> **WHAT YOU ARE ASKED TO DO**: Find the word "value" in the material below and gather every line that contains it.

————

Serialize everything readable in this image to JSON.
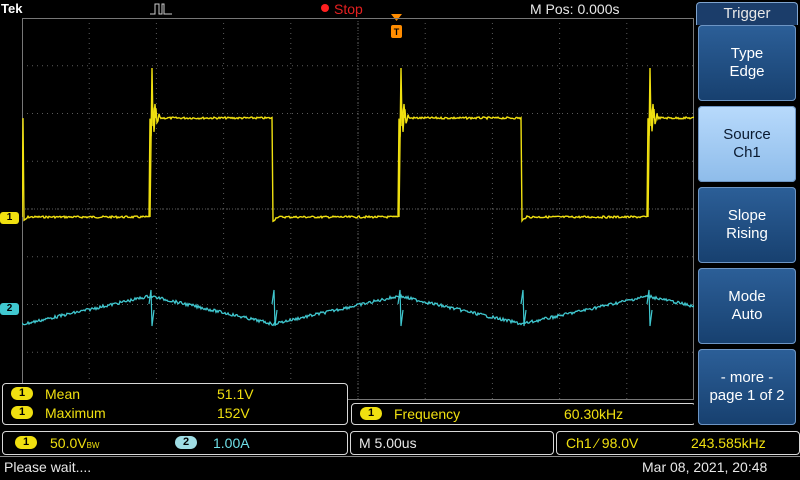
{
  "header": {
    "brand": "Tek",
    "run_state": "Stop",
    "horizontal_position": "M Pos: 0.000s"
  },
  "channel_markers": {
    "ch1": "1",
    "ch2": "2"
  },
  "measurements": [
    {
      "channel": "1",
      "name": "Mean",
      "value": "51.1V"
    },
    {
      "channel": "1",
      "name": "Maximum",
      "value": "152V"
    }
  ],
  "frequency_readout": {
    "channel": "1",
    "name": "Frequency",
    "value": "60.30kHz"
  },
  "vertical": {
    "ch1": {
      "num": "1",
      "scale": "50.0V",
      "suffix": "BW"
    },
    "ch2": {
      "num": "2",
      "scale": "1.00A"
    }
  },
  "timebase": "M 5.00us",
  "trigger_readout": {
    "text": "Ch1 ⁄ 98.0V",
    "frequency": "243.585kHz"
  },
  "status": {
    "message": "Please wait....",
    "datetime": "Mar 08, 2021, 20:48"
  },
  "menu": {
    "title": "Trigger",
    "buttons": [
      {
        "line1": "Type",
        "line2": "Edge"
      },
      {
        "line1": "Source",
        "line2": "Ch1"
      },
      {
        "line1": "Slope",
        "line2": "Rising"
      },
      {
        "line1": "Mode",
        "line2": "Auto"
      },
      {
        "line1": "- more -",
        "line2": "page 1 of 2"
      }
    ]
  },
  "colors": {
    "ch1": "#f0e010",
    "ch2": "#40c8d0",
    "grid": "#5a5a5a",
    "menu": "#2c5f98"
  },
  "icons": [
    "acquisition-pulse-icon",
    "run-stop-dot-icon",
    "trigger-position-icon"
  ]
}
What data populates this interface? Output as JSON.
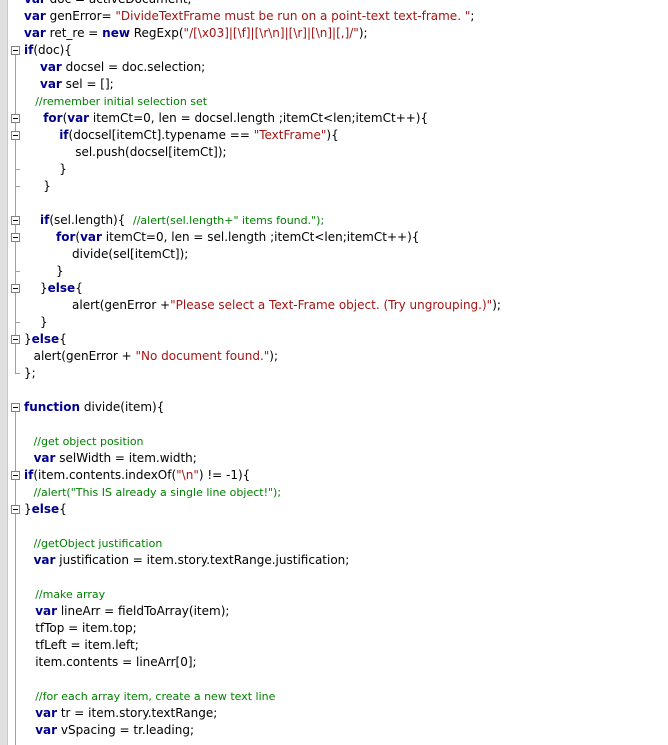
{
  "lines": [
    {
      "indent": 0,
      "tokens": [
        [
          "k",
          "var"
        ],
        [
          "t",
          " doc = activeDocument;"
        ]
      ]
    },
    {
      "indent": 0,
      "tokens": [
        [
          "k",
          "var"
        ],
        [
          "t",
          " genError= "
        ],
        [
          "s",
          "\"DivideTextFrame must be run on a point-text text-frame. \""
        ],
        [
          "t",
          ";"
        ]
      ]
    },
    {
      "indent": 0,
      "tokens": [
        [
          "k",
          "var"
        ],
        [
          "t",
          " ret_re = "
        ],
        [
          "k",
          "new"
        ],
        [
          "t",
          " RegExp("
        ],
        [
          "s",
          "\"/[\\x03]|[\\f]|[\\r\\n]|[\\r]|[\\n]|[,]/\""
        ],
        [
          "t",
          ");"
        ]
      ]
    },
    {
      "indent": 0,
      "tokens": [
        [
          "k",
          "if"
        ],
        [
          "t",
          "(doc){"
        ]
      ]
    },
    {
      "indent": 1,
      "tokens": [
        [
          "k",
          "var"
        ],
        [
          "t",
          " docsel = doc.selection;"
        ]
      ]
    },
    {
      "indent": 1,
      "tokens": [
        [
          "k",
          "var"
        ],
        [
          "t",
          " sel = [];"
        ]
      ]
    },
    {
      "indent": 0.7,
      "tokens": [
        [
          "c",
          "//remember initial selection set"
        ]
      ]
    },
    {
      "indent": 1.2,
      "tokens": [
        [
          "k",
          "for"
        ],
        [
          "t",
          "("
        ],
        [
          "k",
          "var"
        ],
        [
          "t",
          " itemCt=0, len = docsel.length ;itemCt<len;itemCt++){"
        ]
      ]
    },
    {
      "indent": 2.2,
      "tokens": [
        [
          "k",
          "if"
        ],
        [
          "t",
          "(docsel[itemCt].typename == "
        ],
        [
          "s",
          "\"TextFrame\""
        ],
        [
          "t",
          "){"
        ]
      ]
    },
    {
      "indent": 3.2,
      "tokens": [
        [
          "t",
          "sel.push(docsel[itemCt]);"
        ]
      ]
    },
    {
      "indent": 2.2,
      "tokens": [
        [
          "t",
          "}"
        ]
      ]
    },
    {
      "indent": 1.2,
      "tokens": [
        [
          "t",
          "}"
        ]
      ]
    },
    {
      "indent": 0,
      "tokens": []
    },
    {
      "indent": 1,
      "tokens": [
        [
          "k",
          "if"
        ],
        [
          "t",
          "(sel.length){  "
        ],
        [
          "c",
          "//alert(sel.length+\" items found.\");"
        ]
      ]
    },
    {
      "indent": 2,
      "tokens": [
        [
          "k",
          "for"
        ],
        [
          "t",
          "("
        ],
        [
          "k",
          "var"
        ],
        [
          "t",
          " itemCt=0, len = sel.length ;itemCt<len;itemCt++){"
        ]
      ]
    },
    {
      "indent": 3,
      "tokens": [
        [
          "t",
          "divide(sel[itemCt]);"
        ]
      ]
    },
    {
      "indent": 2,
      "tokens": [
        [
          "t",
          "}"
        ]
      ]
    },
    {
      "indent": 1,
      "tokens": [
        [
          "t",
          "}"
        ],
        [
          "k",
          "else"
        ],
        [
          "t",
          "{"
        ]
      ]
    },
    {
      "indent": 3,
      "tokens": [
        [
          "t",
          "alert(genError +"
        ],
        [
          "s",
          "\"Please select a Text-Frame object. (Try ungrouping.)\""
        ],
        [
          "t",
          ");"
        ]
      ]
    },
    {
      "indent": 1,
      "tokens": [
        [
          "t",
          "}"
        ]
      ]
    },
    {
      "indent": 0,
      "tokens": [
        [
          "t",
          "}"
        ],
        [
          "k",
          "else"
        ],
        [
          "t",
          "{"
        ]
      ]
    },
    {
      "indent": 0.6,
      "tokens": [
        [
          "t",
          "alert(genError + "
        ],
        [
          "s",
          "\"No document found.\""
        ],
        [
          "t",
          ");"
        ]
      ]
    },
    {
      "indent": 0,
      "tokens": [
        [
          "t",
          "};"
        ]
      ]
    },
    {
      "indent": 0,
      "tokens": []
    },
    {
      "indent": 0,
      "tokens": [
        [
          "k",
          "function"
        ],
        [
          "t",
          " divide(item){"
        ]
      ]
    },
    {
      "indent": 0,
      "tokens": []
    },
    {
      "indent": 0.6,
      "tokens": [
        [
          "c",
          "//get object position"
        ]
      ]
    },
    {
      "indent": 0.6,
      "tokens": [
        [
          "k",
          "var"
        ],
        [
          "t",
          " selWidth = item.width;"
        ]
      ]
    },
    {
      "indent": 0,
      "tokens": [
        [
          "k",
          "if"
        ],
        [
          "t",
          "(item.contents.indexOf("
        ],
        [
          "s",
          "\"\\n\""
        ],
        [
          "t",
          ") != -1){"
        ]
      ]
    },
    {
      "indent": 0.6,
      "tokens": [
        [
          "c",
          "//alert(\"This IS already a single line object!\");"
        ]
      ]
    },
    {
      "indent": 0,
      "tokens": [
        [
          "t",
          "}"
        ],
        [
          "k",
          "else"
        ],
        [
          "t",
          "{"
        ]
      ]
    },
    {
      "indent": 0,
      "tokens": []
    },
    {
      "indent": 0.6,
      "tokens": [
        [
          "c",
          "//getObject justification"
        ]
      ]
    },
    {
      "indent": 0.6,
      "tokens": [
        [
          "k",
          "var"
        ],
        [
          "t",
          " justification = item.story.textRange.justification;"
        ]
      ]
    },
    {
      "indent": 0,
      "tokens": []
    },
    {
      "indent": 0.7,
      "tokens": [
        [
          "c",
          "//make array"
        ]
      ]
    },
    {
      "indent": 0.7,
      "tokens": [
        [
          "k",
          "var"
        ],
        [
          "t",
          " lineArr = fieldToArray(item);"
        ]
      ]
    },
    {
      "indent": 0.7,
      "tokens": [
        [
          "t",
          "tfTop = item.top;"
        ]
      ]
    },
    {
      "indent": 0.7,
      "tokens": [
        [
          "t",
          "tfLeft = item.left;"
        ]
      ]
    },
    {
      "indent": 0.7,
      "tokens": [
        [
          "t",
          "item.contents = lineArr[0];"
        ]
      ]
    },
    {
      "indent": 0,
      "tokens": []
    },
    {
      "indent": 0.7,
      "tokens": [
        [
          "c",
          "//for each array item, create a new text line"
        ]
      ]
    },
    {
      "indent": 0.7,
      "tokens": [
        [
          "k",
          "var"
        ],
        [
          "t",
          " tr = item.story.textRange;"
        ]
      ]
    },
    {
      "indent": 0.7,
      "tokens": [
        [
          "k",
          "var"
        ],
        [
          "t",
          " vSpacing = tr.leading;"
        ]
      ]
    }
  ],
  "folds": [
    {
      "open": 3,
      "close": 22
    },
    {
      "open": 7,
      "close": 11
    },
    {
      "open": 8,
      "close": 10
    },
    {
      "open": 13,
      "close": 16
    },
    {
      "open": 14,
      "close": 16
    },
    {
      "open": 17,
      "close": 19
    },
    {
      "open": 20,
      "close": 22
    },
    {
      "open": 24,
      "close": 44
    },
    {
      "open": 28,
      "close": 30
    },
    {
      "open": 30,
      "close": 44
    }
  ],
  "colors": {
    "keyword": "#00008b",
    "string": "#a31515",
    "comment": "#008000",
    "text": "#000000"
  }
}
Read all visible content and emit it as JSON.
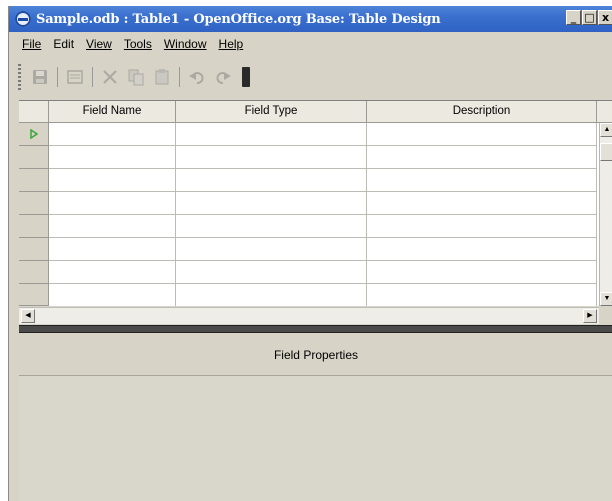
{
  "window": {
    "title": "Sample.odb : Table1 - OpenOffice.org Base: Table Design",
    "controls": [
      "_",
      "□",
      "x"
    ]
  },
  "menu": {
    "items": [
      {
        "label": "File"
      },
      {
        "label": "Edit"
      },
      {
        "label": "View"
      },
      {
        "label": "Tools"
      },
      {
        "label": "Window"
      },
      {
        "label": "Help"
      }
    ]
  },
  "toolbar": {
    "icons": [
      "save-icon",
      "edit-icon",
      "cut-icon",
      "copy-icon",
      "paste-icon",
      "undo-icon",
      "redo-icon"
    ]
  },
  "grid": {
    "columns": [
      "Field Name",
      "Field Type",
      "Description"
    ],
    "row_count": 8,
    "active_row_marker": "play-icon"
  },
  "properties": {
    "title": "Field Properties"
  },
  "colors": {
    "titlebar": "#3b70cf",
    "window_bg": "#d7d3c7",
    "active_marker": "#3aa83a"
  }
}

————

> **EXERCISE RESULT**:
      "value": "51.1V"
      "value": "152V"
    "value": "60.30kHz"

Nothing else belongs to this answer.